Information shown:
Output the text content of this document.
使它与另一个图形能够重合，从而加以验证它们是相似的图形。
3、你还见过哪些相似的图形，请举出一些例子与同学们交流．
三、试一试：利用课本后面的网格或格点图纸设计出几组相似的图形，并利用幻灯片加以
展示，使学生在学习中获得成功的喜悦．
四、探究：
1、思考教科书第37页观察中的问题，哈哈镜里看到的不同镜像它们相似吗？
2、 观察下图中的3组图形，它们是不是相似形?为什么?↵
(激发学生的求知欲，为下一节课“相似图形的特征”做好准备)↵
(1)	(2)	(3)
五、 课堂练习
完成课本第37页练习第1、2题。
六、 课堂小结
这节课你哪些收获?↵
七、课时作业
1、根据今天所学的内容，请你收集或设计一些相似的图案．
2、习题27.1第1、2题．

Aim:
From the records above, extract everything verbatim.

Reply to the task:
Output the text content of this document.
使它与另一个图形能够重合，从而加以验证它们是相似的图形。
3、你还见过哪些相似的图形，请举出一些例子与同学们交流．
三、试一试：利用课本后面的网格或格点图纸设计出几组相似的图形，并利用幻灯片加以
展示，使学生在学习中获得成功的喜悦．
四、探究：
1、思考教科书第37页观察中的问题，哈哈镜里看到的不同镜像它们相似吗？
2、 观察下图中的3组图形，它们是不是相似形?为什么?↵
(激发学生的求知欲，为下一节课“相似图形的特征”做好准备)↵
(1)	(2)	(3)
五、 课堂练习
完成课本第37页练习第1、2题。
六、 课堂小结
这节课你哪些收获?↵
七、课时作业
1、根据今天所学的内容，请你收集或设计一些相似的图案．
2、习题27.1第1、2题．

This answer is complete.